--- Records to process ---

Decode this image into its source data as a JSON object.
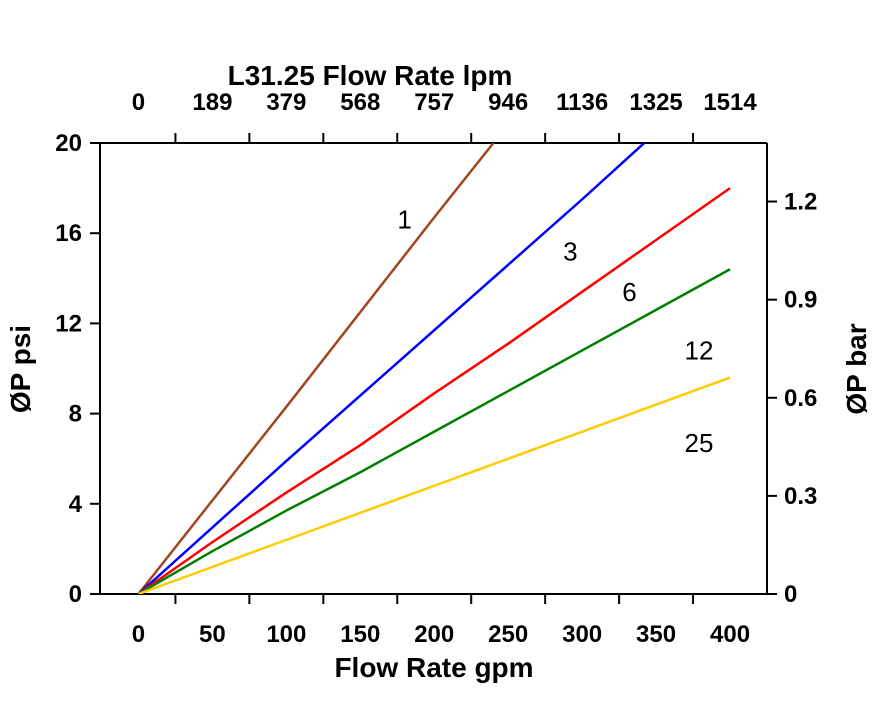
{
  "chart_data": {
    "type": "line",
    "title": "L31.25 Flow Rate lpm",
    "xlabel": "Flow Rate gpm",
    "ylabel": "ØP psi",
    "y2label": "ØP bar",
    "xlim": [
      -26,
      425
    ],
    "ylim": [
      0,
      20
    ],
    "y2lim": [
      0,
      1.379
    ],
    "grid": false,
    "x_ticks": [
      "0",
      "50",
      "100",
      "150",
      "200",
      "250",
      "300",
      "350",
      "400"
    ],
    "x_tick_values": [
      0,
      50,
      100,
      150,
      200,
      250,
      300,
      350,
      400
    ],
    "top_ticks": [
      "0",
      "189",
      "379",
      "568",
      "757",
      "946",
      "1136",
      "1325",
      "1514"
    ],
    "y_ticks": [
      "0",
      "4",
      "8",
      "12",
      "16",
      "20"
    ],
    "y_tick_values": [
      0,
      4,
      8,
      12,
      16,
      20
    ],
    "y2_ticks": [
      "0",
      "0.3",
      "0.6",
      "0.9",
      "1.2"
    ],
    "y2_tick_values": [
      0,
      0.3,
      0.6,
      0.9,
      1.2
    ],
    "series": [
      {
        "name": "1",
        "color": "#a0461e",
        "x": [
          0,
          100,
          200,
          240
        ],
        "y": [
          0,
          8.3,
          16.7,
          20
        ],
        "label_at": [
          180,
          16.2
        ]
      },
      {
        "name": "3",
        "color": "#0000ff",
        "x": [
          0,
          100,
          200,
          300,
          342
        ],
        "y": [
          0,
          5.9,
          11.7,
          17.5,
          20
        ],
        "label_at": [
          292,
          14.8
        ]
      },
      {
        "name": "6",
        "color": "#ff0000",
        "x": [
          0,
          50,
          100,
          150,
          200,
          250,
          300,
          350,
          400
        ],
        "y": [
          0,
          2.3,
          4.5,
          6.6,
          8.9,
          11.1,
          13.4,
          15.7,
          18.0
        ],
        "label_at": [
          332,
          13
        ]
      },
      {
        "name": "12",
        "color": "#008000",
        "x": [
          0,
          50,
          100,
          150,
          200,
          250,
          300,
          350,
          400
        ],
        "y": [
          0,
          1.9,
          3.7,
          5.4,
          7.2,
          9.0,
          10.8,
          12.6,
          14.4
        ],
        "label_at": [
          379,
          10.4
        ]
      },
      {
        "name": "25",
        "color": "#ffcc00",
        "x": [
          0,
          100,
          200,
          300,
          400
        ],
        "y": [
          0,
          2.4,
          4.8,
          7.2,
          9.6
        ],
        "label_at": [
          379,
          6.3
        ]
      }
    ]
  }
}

==

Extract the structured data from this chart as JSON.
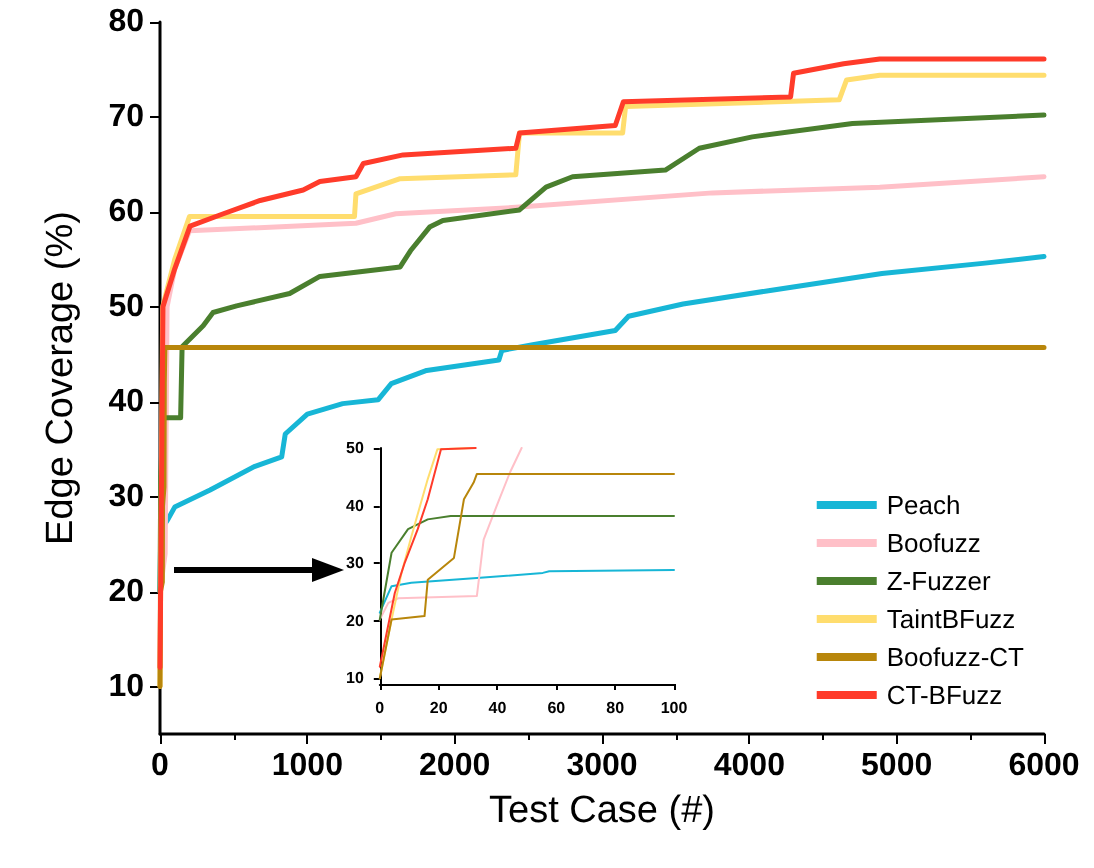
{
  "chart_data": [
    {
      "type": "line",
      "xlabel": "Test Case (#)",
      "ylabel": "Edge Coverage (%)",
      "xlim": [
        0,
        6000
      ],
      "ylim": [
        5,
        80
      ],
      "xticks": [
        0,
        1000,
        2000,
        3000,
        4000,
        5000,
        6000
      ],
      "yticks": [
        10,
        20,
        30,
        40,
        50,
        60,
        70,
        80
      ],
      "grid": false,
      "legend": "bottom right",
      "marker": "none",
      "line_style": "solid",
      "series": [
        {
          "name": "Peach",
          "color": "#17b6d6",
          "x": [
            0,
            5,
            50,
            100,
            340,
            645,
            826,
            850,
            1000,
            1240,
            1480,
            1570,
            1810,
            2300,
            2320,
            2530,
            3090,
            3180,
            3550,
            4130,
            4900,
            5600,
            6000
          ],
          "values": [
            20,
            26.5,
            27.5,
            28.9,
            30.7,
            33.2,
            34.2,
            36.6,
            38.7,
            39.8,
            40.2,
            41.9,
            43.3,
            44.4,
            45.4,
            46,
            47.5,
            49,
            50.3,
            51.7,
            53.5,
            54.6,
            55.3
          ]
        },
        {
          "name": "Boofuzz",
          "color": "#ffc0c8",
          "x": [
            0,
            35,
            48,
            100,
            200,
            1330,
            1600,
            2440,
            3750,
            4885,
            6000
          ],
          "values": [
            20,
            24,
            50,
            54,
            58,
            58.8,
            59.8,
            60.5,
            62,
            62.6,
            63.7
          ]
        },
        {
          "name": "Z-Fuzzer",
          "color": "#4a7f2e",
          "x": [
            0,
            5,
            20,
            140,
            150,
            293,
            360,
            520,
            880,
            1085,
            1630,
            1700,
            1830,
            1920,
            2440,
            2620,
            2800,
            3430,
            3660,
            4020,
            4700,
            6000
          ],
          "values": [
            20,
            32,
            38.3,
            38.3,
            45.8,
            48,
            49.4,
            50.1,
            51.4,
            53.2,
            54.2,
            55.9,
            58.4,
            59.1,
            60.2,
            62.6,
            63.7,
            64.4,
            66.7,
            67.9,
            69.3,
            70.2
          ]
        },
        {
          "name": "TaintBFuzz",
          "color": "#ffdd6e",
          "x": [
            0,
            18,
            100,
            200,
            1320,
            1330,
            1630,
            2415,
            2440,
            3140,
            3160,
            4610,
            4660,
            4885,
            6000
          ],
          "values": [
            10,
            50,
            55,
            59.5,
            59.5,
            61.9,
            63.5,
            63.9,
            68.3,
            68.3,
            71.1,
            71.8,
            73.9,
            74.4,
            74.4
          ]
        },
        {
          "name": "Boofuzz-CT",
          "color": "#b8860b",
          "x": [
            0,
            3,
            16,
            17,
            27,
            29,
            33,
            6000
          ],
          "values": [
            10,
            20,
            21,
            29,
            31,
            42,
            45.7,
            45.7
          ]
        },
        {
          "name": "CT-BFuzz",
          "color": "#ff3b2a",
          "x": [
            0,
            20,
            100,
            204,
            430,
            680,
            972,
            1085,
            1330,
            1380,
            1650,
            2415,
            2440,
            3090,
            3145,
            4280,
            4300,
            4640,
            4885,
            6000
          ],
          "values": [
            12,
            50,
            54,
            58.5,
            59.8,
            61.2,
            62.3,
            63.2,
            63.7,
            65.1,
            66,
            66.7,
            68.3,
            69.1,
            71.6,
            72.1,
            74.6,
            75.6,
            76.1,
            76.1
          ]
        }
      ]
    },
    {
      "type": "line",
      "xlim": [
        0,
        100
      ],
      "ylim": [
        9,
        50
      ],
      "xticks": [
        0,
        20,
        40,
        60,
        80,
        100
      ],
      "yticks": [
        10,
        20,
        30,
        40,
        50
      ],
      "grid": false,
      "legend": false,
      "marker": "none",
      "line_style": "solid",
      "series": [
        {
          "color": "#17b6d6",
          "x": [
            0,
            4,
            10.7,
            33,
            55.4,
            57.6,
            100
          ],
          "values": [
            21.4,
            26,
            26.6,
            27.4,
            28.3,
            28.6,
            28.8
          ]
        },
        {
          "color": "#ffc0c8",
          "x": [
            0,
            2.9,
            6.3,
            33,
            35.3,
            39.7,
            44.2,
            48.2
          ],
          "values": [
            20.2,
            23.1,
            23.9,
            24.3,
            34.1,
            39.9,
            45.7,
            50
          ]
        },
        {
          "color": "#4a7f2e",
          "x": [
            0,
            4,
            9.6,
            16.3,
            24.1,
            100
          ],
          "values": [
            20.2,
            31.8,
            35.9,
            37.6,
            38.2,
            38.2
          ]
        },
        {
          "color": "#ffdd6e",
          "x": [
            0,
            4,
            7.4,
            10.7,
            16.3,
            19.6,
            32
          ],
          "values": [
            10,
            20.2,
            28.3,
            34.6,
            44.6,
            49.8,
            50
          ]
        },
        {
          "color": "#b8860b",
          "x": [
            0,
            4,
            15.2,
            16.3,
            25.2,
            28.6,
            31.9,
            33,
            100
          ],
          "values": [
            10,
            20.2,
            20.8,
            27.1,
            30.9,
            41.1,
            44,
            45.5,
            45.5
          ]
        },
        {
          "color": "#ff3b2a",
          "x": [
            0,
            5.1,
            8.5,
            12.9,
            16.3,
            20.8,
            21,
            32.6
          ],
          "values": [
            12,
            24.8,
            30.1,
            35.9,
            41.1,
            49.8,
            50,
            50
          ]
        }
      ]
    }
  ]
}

--

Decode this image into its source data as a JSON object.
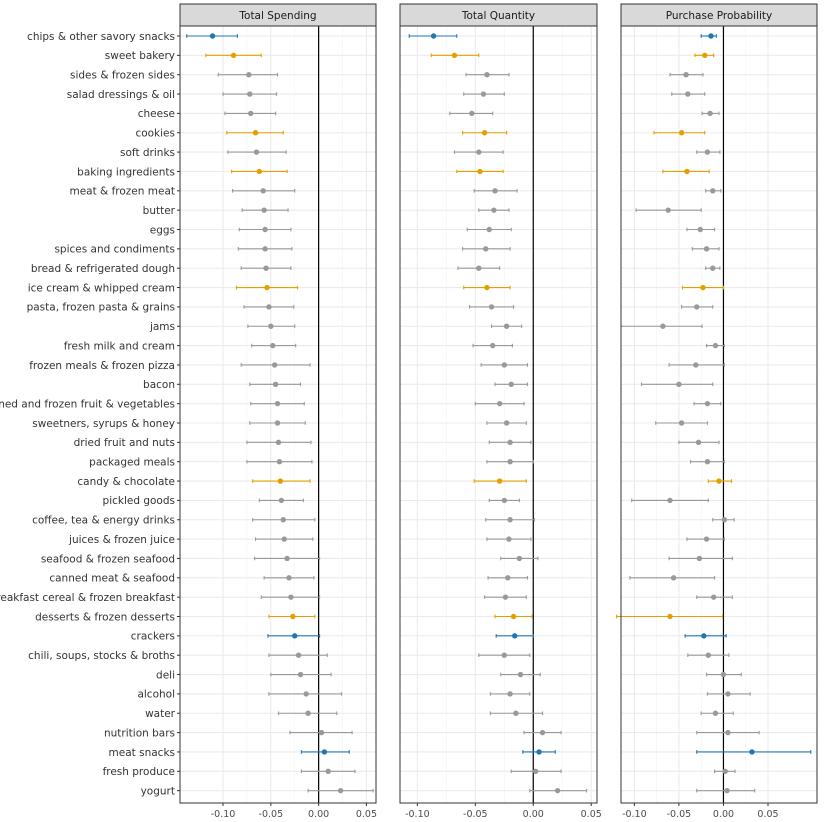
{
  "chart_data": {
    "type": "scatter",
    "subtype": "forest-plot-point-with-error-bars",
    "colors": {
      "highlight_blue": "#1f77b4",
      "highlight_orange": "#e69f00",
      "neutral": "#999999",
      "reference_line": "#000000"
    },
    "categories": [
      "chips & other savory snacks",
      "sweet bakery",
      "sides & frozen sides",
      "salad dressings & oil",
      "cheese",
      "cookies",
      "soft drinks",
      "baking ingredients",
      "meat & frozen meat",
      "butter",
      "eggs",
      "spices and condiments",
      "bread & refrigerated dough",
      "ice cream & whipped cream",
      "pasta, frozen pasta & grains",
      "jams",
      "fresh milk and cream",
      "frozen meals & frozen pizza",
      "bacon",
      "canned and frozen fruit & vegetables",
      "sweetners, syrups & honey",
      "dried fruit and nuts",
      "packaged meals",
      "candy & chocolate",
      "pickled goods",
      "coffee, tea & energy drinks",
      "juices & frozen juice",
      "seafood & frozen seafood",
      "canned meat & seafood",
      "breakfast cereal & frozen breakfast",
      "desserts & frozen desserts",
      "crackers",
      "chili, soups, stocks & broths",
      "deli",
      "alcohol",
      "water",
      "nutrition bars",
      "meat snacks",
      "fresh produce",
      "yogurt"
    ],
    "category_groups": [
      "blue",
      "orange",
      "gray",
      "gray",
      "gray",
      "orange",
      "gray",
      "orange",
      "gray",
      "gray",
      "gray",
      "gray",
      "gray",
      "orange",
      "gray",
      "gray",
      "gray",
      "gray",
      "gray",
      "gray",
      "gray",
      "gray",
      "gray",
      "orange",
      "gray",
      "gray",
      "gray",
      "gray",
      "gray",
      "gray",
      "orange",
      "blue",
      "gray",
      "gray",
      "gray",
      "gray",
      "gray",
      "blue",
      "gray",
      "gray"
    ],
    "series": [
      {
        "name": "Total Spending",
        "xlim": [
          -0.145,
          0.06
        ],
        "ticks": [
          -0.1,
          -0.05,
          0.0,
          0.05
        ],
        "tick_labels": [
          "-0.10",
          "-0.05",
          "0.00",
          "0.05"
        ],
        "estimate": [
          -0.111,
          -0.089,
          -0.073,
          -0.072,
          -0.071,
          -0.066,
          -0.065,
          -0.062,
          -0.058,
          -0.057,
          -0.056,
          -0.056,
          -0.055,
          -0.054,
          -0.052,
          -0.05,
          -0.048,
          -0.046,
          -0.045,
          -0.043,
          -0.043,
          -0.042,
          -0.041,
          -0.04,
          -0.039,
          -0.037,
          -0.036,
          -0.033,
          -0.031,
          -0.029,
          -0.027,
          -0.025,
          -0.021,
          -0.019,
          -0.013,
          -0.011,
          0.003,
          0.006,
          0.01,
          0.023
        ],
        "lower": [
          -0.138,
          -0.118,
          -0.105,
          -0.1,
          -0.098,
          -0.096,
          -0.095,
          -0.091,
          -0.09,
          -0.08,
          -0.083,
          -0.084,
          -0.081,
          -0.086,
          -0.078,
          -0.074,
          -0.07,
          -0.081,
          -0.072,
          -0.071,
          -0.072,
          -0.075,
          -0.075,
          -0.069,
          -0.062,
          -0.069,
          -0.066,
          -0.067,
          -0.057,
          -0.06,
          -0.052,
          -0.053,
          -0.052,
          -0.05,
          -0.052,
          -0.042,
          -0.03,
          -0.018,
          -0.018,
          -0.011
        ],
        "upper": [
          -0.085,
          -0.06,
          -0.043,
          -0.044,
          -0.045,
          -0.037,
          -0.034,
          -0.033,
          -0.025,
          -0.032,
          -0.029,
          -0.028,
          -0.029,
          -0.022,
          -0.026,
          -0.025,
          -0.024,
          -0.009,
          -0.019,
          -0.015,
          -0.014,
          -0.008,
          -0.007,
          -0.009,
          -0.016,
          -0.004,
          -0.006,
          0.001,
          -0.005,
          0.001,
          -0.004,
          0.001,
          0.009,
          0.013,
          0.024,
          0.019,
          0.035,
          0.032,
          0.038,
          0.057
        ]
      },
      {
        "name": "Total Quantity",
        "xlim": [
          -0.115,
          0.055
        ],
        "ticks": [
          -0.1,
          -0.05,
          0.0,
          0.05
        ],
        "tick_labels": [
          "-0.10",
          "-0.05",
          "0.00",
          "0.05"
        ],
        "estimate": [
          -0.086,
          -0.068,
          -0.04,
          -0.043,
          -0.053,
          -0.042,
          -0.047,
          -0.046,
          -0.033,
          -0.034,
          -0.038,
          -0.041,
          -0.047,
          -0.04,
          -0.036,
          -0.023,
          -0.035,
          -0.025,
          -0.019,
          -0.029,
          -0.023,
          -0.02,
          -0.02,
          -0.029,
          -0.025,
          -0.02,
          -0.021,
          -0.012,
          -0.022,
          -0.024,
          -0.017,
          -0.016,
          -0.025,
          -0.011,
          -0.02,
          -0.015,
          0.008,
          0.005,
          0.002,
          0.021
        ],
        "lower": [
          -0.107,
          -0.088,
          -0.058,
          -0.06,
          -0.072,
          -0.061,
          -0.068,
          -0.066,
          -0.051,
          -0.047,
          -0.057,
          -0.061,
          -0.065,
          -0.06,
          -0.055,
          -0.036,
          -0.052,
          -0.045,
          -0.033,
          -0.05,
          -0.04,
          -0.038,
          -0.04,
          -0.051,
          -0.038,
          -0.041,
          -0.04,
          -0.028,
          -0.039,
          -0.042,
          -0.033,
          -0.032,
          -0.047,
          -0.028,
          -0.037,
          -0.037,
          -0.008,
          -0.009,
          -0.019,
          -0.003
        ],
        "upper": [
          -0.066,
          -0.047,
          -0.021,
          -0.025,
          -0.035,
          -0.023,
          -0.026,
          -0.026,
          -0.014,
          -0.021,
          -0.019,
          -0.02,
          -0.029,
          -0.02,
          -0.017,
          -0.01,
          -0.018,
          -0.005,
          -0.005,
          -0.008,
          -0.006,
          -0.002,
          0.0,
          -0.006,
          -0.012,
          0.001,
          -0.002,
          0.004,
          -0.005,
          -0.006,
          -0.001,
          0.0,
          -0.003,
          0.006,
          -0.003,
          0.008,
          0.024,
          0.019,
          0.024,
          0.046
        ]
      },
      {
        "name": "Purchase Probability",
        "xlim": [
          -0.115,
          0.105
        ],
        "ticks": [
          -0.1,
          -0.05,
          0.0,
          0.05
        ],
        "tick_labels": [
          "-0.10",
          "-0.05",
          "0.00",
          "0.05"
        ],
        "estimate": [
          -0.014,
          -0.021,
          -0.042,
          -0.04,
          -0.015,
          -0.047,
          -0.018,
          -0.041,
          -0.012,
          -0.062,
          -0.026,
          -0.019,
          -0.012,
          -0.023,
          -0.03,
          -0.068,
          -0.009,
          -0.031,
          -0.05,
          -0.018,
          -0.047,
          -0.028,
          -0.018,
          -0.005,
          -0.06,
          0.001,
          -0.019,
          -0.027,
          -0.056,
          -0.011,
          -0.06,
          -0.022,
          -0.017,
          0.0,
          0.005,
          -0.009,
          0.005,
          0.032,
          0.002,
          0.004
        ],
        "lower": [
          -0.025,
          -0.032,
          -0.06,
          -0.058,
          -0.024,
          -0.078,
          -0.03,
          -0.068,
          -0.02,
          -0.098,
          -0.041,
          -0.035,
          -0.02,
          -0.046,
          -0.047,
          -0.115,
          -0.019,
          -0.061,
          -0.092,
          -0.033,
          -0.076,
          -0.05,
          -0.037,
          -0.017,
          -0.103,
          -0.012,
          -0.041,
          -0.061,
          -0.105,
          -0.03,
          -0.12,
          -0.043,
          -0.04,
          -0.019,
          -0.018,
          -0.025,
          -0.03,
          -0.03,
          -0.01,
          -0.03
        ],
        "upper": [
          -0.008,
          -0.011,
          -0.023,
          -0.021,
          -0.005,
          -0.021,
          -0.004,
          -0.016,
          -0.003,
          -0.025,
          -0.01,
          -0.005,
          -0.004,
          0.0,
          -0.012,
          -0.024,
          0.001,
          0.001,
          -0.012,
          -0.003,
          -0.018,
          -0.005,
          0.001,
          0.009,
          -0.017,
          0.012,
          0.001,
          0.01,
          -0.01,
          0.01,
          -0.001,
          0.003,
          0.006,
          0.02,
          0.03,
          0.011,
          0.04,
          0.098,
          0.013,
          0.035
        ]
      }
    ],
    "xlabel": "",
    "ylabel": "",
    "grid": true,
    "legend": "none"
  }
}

--- Required work ---
Some lines of the data may hold the word "Total". Say how many do, with nothing else.

--- Problem solution ---
2